-- START --
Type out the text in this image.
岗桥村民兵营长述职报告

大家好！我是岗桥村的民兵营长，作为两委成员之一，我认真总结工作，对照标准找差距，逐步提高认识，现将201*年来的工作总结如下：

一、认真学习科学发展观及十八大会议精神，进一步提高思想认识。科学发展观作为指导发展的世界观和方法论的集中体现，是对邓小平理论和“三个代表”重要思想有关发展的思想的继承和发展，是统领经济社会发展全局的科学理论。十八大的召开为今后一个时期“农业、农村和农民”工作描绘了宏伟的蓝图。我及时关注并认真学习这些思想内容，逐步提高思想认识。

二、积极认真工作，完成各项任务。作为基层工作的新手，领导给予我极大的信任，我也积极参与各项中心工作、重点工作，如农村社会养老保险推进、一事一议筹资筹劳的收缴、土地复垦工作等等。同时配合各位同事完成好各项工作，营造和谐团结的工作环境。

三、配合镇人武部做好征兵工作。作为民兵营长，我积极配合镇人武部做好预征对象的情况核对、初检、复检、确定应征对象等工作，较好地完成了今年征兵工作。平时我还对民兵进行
-- END --
» WHAT IS REQUIRED: Repeat the data verbatim.

» RESULT:
Type out the text in this image.
岗桥村民兵营长述职报告

大家好！我是岗桥村的民兵营长，作为两委成员之一，我认真总结工作，对照标准找差距，逐步提高认识，现将201*年来的工作总结如下：

一、认真学习科学发展观及十八大会议精神，进一步提高思想认识。科学发展观作为指导发展的世界观和方法论的集中体现，是对邓小平理论和“三个代表”重要思想有关发展的思想的继承和发展，是统领经济社会发展全局的科学理论。十八大的召开为今后一个时期“农业、农村和农民”工作描绘了宏伟的蓝图。我及时关注并认真学习这些思想内容，逐步提高思想认识。

二、积极认真工作，完成各项任务。作为基层工作的新手，领导给予我极大的信任，我也积极参与各项中心工作、重点工作，如农村社会养老保险推进、一事一议筹资筹劳的收缴、土地复垦工作等等。同时配合各位同事完成好各项工作，营造和谐团结的工作环境。

三、配合镇人武部做好征兵工作。作为民兵营长，我积极配合镇人武部做好预征对象的情况核对、初检、复检、确定应征对象等工作，较好地完成了今年征兵工作。平时我还对民兵进行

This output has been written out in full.